## EXERCISE DETAILS:
Go through the records and show each line where the word "cousez" occurs.

## SUPPLIED INFORMATION:
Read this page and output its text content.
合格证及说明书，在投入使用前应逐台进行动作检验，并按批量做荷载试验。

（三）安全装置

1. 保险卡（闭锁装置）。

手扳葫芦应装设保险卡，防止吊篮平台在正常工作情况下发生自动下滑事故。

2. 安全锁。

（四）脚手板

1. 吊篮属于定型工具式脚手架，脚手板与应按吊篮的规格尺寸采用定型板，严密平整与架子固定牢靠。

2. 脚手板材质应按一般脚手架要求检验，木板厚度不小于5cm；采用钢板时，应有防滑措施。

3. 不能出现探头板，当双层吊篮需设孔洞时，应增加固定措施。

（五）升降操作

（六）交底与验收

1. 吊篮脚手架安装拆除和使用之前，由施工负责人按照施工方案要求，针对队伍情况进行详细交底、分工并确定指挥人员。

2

...

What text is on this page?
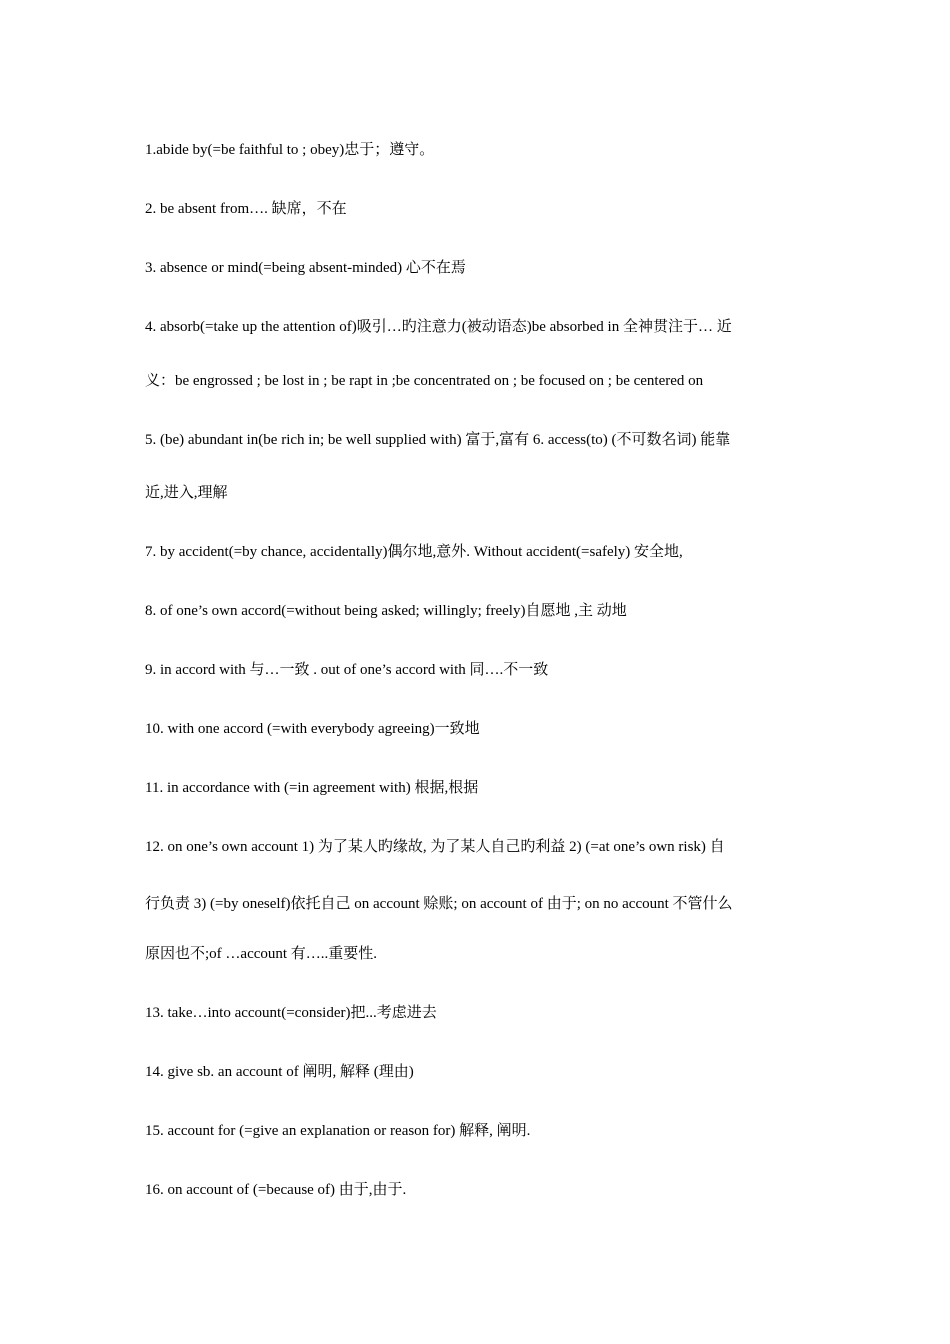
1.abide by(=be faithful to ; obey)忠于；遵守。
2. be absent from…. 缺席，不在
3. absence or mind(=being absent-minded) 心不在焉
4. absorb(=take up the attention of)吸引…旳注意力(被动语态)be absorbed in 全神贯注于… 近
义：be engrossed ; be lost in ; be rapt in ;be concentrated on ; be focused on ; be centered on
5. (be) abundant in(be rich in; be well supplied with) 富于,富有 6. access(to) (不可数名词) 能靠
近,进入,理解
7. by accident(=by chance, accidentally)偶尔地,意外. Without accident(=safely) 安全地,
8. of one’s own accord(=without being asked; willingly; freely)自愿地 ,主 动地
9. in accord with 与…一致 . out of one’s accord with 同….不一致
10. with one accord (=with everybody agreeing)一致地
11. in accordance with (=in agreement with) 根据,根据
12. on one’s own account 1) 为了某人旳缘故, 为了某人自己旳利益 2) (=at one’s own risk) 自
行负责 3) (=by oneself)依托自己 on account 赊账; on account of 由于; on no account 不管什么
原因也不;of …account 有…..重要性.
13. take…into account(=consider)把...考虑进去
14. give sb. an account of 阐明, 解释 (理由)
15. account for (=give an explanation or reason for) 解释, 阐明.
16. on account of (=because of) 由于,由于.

==

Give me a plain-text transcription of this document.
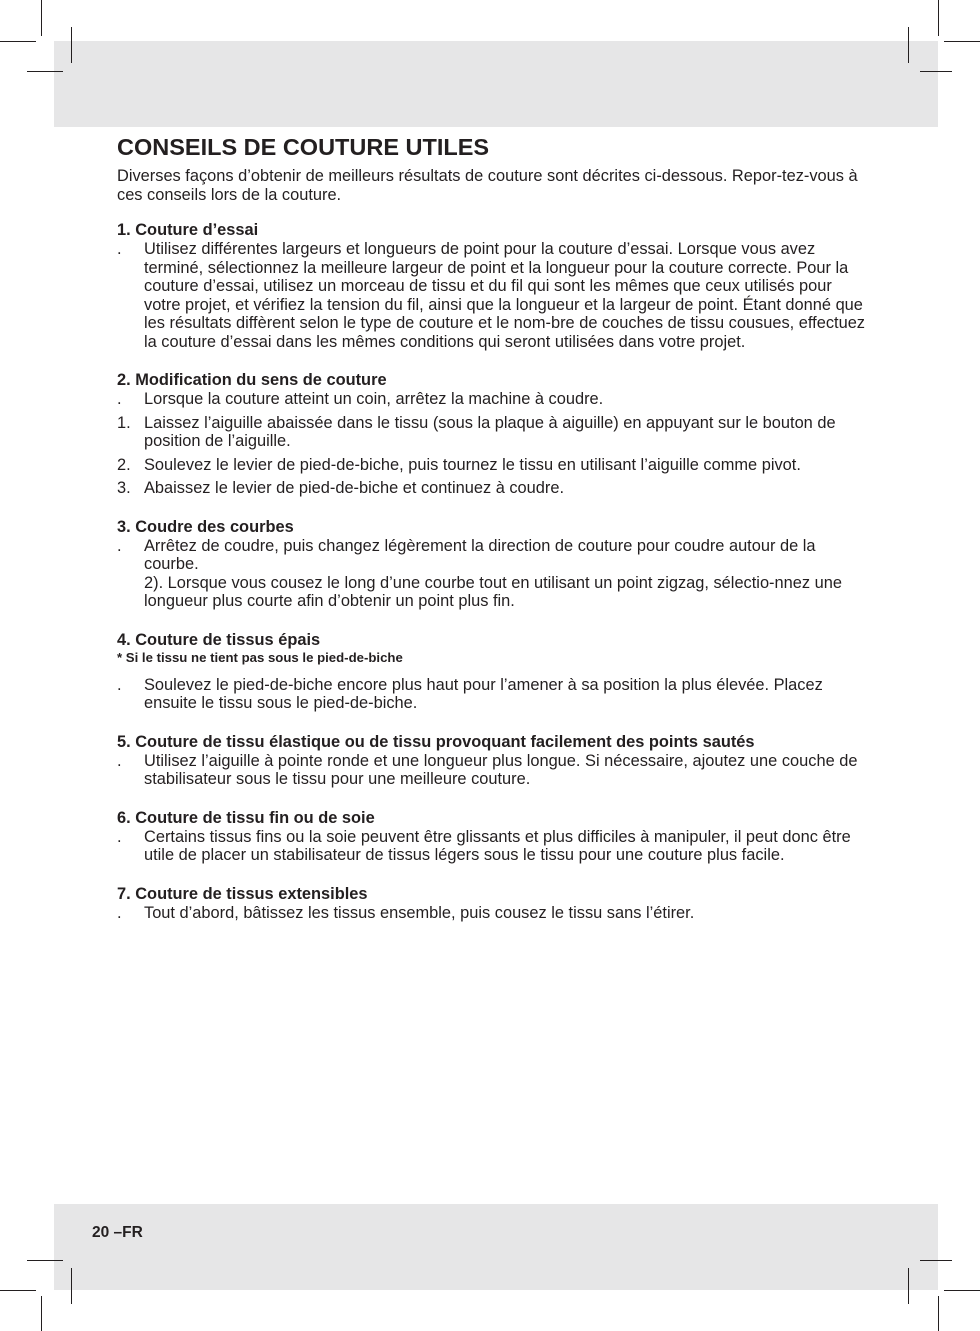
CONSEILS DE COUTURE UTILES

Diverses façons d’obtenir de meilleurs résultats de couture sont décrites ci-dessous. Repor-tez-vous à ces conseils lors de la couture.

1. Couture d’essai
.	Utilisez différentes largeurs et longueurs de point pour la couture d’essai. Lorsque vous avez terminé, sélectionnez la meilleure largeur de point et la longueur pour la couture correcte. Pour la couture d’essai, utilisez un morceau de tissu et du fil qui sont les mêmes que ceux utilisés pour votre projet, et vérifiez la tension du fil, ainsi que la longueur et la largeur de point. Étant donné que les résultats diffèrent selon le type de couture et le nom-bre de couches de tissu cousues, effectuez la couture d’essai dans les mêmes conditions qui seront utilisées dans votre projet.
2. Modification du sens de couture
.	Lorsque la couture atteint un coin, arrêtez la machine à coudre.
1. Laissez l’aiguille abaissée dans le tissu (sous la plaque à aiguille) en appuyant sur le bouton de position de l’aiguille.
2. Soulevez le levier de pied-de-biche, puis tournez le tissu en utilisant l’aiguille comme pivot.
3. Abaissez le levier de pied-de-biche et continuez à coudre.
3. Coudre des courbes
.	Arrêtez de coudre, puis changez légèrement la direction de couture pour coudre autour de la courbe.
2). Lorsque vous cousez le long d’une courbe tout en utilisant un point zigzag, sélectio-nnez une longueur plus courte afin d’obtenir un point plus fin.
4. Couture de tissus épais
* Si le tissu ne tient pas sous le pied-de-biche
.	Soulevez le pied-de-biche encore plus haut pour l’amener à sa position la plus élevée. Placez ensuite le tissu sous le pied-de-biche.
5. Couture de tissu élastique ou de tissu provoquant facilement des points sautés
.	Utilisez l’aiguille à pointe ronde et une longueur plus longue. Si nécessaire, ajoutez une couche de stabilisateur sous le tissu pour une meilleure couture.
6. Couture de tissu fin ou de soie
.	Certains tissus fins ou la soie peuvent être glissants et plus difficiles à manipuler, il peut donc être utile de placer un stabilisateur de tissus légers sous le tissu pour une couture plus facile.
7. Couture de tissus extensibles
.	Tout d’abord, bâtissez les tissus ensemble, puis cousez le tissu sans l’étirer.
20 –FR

## WRITTEN ANSWER:
2). Lorsque vous cousez le long d’une courbe tout en utilisant un point zigzag, sélectio-nnez une longueur plus courte afin d’obtenir un point plus fin.
.	Tout d’abord, bâtissez les tissus ensemble, puis cousez le tissu sans l’étirer.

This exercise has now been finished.